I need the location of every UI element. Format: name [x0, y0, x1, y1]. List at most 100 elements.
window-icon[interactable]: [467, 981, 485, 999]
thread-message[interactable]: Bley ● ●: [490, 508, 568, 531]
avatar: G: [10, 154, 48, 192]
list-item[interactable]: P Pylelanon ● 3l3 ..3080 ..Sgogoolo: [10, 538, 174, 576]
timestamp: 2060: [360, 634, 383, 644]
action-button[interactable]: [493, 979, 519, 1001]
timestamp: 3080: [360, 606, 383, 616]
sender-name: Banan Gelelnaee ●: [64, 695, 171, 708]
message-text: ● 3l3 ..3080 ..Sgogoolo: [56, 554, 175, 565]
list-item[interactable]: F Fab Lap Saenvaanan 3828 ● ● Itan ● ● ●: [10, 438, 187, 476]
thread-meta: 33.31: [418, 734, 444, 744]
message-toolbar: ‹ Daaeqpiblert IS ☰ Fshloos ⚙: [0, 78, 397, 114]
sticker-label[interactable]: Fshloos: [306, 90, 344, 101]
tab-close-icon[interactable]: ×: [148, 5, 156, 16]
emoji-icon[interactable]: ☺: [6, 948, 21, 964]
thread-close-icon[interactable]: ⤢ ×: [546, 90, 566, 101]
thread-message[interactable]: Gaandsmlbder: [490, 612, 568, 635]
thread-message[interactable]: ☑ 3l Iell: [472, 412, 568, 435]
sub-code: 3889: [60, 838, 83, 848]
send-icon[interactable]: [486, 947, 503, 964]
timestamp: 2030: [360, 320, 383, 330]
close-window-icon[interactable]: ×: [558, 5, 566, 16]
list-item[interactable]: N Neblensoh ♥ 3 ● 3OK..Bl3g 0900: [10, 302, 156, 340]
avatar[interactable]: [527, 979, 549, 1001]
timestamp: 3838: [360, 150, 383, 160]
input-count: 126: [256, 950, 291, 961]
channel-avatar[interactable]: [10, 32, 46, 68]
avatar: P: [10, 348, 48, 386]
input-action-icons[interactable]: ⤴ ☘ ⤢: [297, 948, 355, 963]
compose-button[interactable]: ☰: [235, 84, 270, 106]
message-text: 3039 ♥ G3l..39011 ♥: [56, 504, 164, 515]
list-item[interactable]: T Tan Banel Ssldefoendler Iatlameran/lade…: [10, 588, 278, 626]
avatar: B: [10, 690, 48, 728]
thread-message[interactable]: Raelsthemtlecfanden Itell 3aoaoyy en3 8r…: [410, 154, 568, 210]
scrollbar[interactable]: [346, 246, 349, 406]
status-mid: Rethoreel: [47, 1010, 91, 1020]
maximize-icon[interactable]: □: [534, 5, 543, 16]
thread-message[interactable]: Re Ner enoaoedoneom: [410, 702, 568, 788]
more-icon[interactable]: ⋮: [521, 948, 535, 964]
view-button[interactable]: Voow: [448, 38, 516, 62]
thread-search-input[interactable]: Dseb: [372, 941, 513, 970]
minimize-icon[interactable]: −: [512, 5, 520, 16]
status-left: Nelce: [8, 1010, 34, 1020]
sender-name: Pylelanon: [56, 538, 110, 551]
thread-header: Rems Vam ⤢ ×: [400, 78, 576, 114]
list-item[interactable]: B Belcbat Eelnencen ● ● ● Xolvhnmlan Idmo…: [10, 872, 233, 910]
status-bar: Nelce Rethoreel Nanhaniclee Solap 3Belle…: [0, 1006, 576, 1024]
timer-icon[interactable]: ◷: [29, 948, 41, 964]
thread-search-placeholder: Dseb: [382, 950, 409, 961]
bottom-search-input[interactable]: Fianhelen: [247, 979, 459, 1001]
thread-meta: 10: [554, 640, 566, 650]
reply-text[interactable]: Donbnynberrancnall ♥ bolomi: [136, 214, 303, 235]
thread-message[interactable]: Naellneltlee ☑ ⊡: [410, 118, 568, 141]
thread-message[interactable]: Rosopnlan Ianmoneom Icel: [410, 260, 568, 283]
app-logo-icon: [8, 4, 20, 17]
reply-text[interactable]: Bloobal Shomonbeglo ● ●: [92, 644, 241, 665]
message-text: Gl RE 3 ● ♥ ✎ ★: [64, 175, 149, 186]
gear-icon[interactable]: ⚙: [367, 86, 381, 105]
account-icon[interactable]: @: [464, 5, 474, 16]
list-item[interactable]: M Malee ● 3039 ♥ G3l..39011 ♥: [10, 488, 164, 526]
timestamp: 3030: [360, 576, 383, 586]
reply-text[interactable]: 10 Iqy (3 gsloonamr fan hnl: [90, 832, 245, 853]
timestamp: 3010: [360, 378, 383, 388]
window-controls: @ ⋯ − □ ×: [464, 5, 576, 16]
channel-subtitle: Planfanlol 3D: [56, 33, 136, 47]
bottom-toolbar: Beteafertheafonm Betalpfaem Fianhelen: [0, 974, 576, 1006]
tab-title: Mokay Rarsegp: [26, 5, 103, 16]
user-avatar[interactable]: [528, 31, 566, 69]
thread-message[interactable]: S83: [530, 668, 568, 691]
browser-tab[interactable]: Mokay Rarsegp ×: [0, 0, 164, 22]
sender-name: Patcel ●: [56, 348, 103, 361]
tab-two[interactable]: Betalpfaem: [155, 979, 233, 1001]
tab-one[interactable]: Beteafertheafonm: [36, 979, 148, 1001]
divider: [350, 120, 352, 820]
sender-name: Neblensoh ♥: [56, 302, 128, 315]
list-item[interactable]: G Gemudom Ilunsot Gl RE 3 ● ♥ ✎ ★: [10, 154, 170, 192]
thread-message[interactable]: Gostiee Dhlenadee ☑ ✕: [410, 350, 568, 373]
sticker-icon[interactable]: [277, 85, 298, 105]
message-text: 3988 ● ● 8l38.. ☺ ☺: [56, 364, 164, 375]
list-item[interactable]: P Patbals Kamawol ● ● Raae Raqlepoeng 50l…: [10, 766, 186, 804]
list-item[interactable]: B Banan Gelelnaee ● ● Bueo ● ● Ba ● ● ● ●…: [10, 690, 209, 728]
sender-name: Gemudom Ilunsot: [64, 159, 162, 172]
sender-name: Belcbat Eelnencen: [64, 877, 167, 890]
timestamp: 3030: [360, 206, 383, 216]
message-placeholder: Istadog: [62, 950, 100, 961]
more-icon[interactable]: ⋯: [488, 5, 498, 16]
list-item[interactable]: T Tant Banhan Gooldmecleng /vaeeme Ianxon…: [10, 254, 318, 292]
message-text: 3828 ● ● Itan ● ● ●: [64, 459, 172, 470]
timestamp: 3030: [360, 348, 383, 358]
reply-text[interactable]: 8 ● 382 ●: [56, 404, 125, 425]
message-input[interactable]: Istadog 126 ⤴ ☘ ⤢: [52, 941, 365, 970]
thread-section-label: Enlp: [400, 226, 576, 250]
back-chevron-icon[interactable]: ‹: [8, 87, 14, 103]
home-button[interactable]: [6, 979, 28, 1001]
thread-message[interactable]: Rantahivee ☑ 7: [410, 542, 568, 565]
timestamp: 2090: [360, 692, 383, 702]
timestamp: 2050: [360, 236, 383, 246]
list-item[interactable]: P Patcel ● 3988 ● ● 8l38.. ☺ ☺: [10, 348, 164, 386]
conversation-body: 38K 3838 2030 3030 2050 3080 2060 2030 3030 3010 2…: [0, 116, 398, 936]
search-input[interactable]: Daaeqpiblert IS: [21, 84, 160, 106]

____

Return the listing above line for line, with every character unchanged.

I need the location of every UI element. Format: name [x0, y0, x1, y1]. List at most 100 elements.
window-icon[interactable]: [467, 981, 485, 999]
thread-message[interactable]: Bley ● ●: [490, 508, 568, 531]
avatar: G: [10, 154, 48, 192]
list-item[interactable]: P Pylelanon ● 3l3 ..3080 ..Sgogoolo: [10, 538, 174, 576]
timestamp: 2060: [360, 634, 383, 644]
action-button[interactable]: [493, 979, 519, 1001]
timestamp: 3080: [360, 606, 383, 616]
sender-name: Banan Gelelnaee ●: [64, 695, 171, 708]
message-text: ● 3l3 ..3080 ..Sgogoolo: [56, 554, 175, 565]
list-item[interactable]: F Fab Lap Saenvaanan 3828 ● ● Itan ● ● ●: [10, 438, 187, 476]
thread-meta: 33.31: [418, 734, 444, 744]
message-toolbar: ‹ Daaeqpiblert IS ☰ Fshloos ⚙: [0, 78, 397, 114]
sticker-label[interactable]: Fshloos: [306, 90, 344, 101]
tab-close-icon[interactable]: ×: [148, 5, 156, 16]
emoji-icon[interactable]: ☺: [6, 948, 21, 964]
thread-close-icon[interactable]: ⤢ ×: [546, 90, 566, 101]
thread-message[interactable]: Gaandsmlbder: [490, 612, 568, 635]
thread-message[interactable]: ☑ 3l Iell: [472, 412, 568, 435]
sub-code: 3889: [60, 838, 83, 848]
send-icon[interactable]: [486, 947, 503, 964]
timestamp: 2030: [360, 320, 383, 330]
close-window-icon[interactable]: ×: [558, 5, 566, 16]
list-item[interactable]: N Neblensoh ♥ 3 ● 3OK..Bl3g 0900: [10, 302, 156, 340]
avatar[interactable]: [527, 979, 549, 1001]
timestamp: 3838: [360, 150, 383, 160]
input-count: 126: [256, 950, 291, 961]
channel-avatar[interactable]: [10, 32, 46, 68]
avatar: P: [10, 348, 48, 386]
input-action-icons[interactable]: ⤴ ☘ ⤢: [297, 948, 355, 963]
compose-button[interactable]: ☰: [235, 84, 270, 106]
message-text: 3039 ♥ G3l..39011 ♥: [56, 504, 164, 515]
list-item[interactable]: T Tan Banel Ssldefoendler Iatlameran/lade…: [10, 588, 278, 626]
avatar: B: [10, 690, 48, 728]
thread-message[interactable]: Raelsthemtlecfanden Itell 3aoaoyy en3 8r…: [410, 154, 568, 210]
scrollbar[interactable]: [346, 246, 349, 406]
status-mid: Rethoreel: [47, 1010, 91, 1020]
maximize-icon[interactable]: □: [534, 5, 543, 16]
thread-message[interactable]: Re Ner enoaoedoneom: [410, 702, 568, 788]
more-icon[interactable]: ⋮: [521, 948, 535, 964]
view-button[interactable]: Voow: [448, 38, 516, 62]
thread-search-input[interactable]: Dseb: [372, 941, 513, 970]
minimize-icon[interactable]: −: [512, 5, 520, 16]
status-left: Nelce: [8, 1010, 34, 1020]
sender-name: Pylelanon: [56, 538, 110, 551]
thread-header: Rems Vam ⤢ ×: [400, 78, 576, 114]
list-item[interactable]: B Belcbat Eelnencen ● ● ● Xolvhnmlan Idmo…: [10, 872, 233, 910]
status-bar: Nelce Rethoreel Nanhaniclee Solap 3Belle…: [0, 1006, 576, 1024]
timer-icon[interactable]: ◷: [29, 948, 41, 964]
thread-search-placeholder: Dseb: [382, 950, 409, 961]
bottom-search-input[interactable]: Fianhelen: [247, 979, 459, 1001]
thread-meta: 10: [554, 640, 566, 650]
reply-text[interactable]: Donbnynberrancnall ♥ bolomi: [136, 214, 303, 235]
thread-message[interactable]: Naellneltlee ☑ ⊡: [410, 118, 568, 141]
thread-message[interactable]: Rosopnlan Ianmoneom Icel: [410, 260, 568, 283]
app-logo-icon: [8, 4, 20, 17]
reply-text[interactable]: Bloobal Shomonbeglo ● ●: [92, 644, 241, 665]
message-text: Gl RE 3 ● ♥ ✎ ★: [64, 175, 149, 186]
gear-icon[interactable]: ⚙: [367, 86, 381, 105]
account-icon[interactable]: @: [464, 5, 474, 16]
list-item[interactable]: M Malee ● 3039 ♥ G3l..39011 ♥: [10, 488, 164, 526]
timestamp: 3030: [360, 576, 383, 586]
reply-text[interactable]: 10 Iqy (3 gsloonamr fan hnl: [90, 832, 245, 853]
timestamp: 3010: [360, 378, 383, 388]
window-controls: @ ⋯ − □ ×: [464, 5, 576, 16]
channel-subtitle: Planfanlol 3D: [56, 33, 136, 47]
bottom-toolbar: Beteafertheafonm Betalpfaem Fianhelen: [0, 974, 576, 1006]
tab-title: Mokay Rarsegp: [26, 5, 103, 16]
user-avatar[interactable]: [528, 31, 566, 69]
thread-message[interactable]: S83: [530, 668, 568, 691]
browser-tab[interactable]: Mokay Rarsegp ×: [0, 0, 164, 22]
sender-name: Patcel ●: [56, 348, 103, 361]
tab-two[interactable]: Betalpfaem: [155, 979, 233, 1001]
tab-one[interactable]: Beteafertheafonm: [36, 979, 148, 1001]
divider: [350, 120, 352, 820]
sender-name: Neblensoh ♥: [56, 302, 128, 315]
list-item[interactable]: G Gemudom Ilunsot Gl RE 3 ● ♥ ✎ ★: [10, 154, 170, 192]
thread-message[interactable]: Gostiee Dhlenadee ☑ ✕: [410, 350, 568, 373]
sticker-icon[interactable]: [277, 85, 298, 105]
message-text: 3988 ● ● 8l38.. ☺ ☺: [56, 364, 164, 375]
list-item[interactable]: P Patbals Kamawol ● ● Raae Raqlepoeng 50l…: [10, 766, 186, 804]
list-item[interactable]: B Banan Gelelnaee ● ● Bueo ● ● Ba ● ● ● ●…: [10, 690, 209, 728]
sender-name: Gemudom Ilunsot: [64, 159, 162, 172]
sender-name: Belcbat Eelnencen: [64, 877, 167, 890]
timestamp: 3030: [360, 206, 383, 216]
message-placeholder: Istadog: [62, 950, 100, 961]
more-icon[interactable]: ⋯: [488, 5, 498, 16]
list-item[interactable]: T Tant Banhan Gooldmecleng /vaeeme Ianxon…: [10, 254, 318, 292]
message-text: 3828 ● ● Itan ● ● ●: [64, 459, 172, 470]
timestamp: 3030: [360, 348, 383, 358]
reply-text[interactable]: 8 ● 382 ●: [56, 404, 125, 425]
message-input[interactable]: Istadog 126 ⤴ ☘ ⤢: [52, 941, 365, 970]
thread-section-label: Enlp: [400, 226, 576, 250]
back-chevron-icon[interactable]: ‹: [8, 87, 14, 103]
home-button[interactable]: [6, 979, 28, 1001]
thread-message[interactable]: Rantahivee ☑ 7: [410, 542, 568, 565]
timestamp: 2090: [360, 692, 383, 702]
timestamp: 2050: [360, 236, 383, 246]
list-item[interactable]: P Patcel ● 3988 ● ● 8l38.. ☺ ☺: [10, 348, 164, 386]
conversation-body: 38K 3838 2030 3030 2050 3080 2060 2030 3030 3010 2…: [0, 116, 398, 936]
search-input[interactable]: Daaeqpiblert IS: [21, 84, 160, 106]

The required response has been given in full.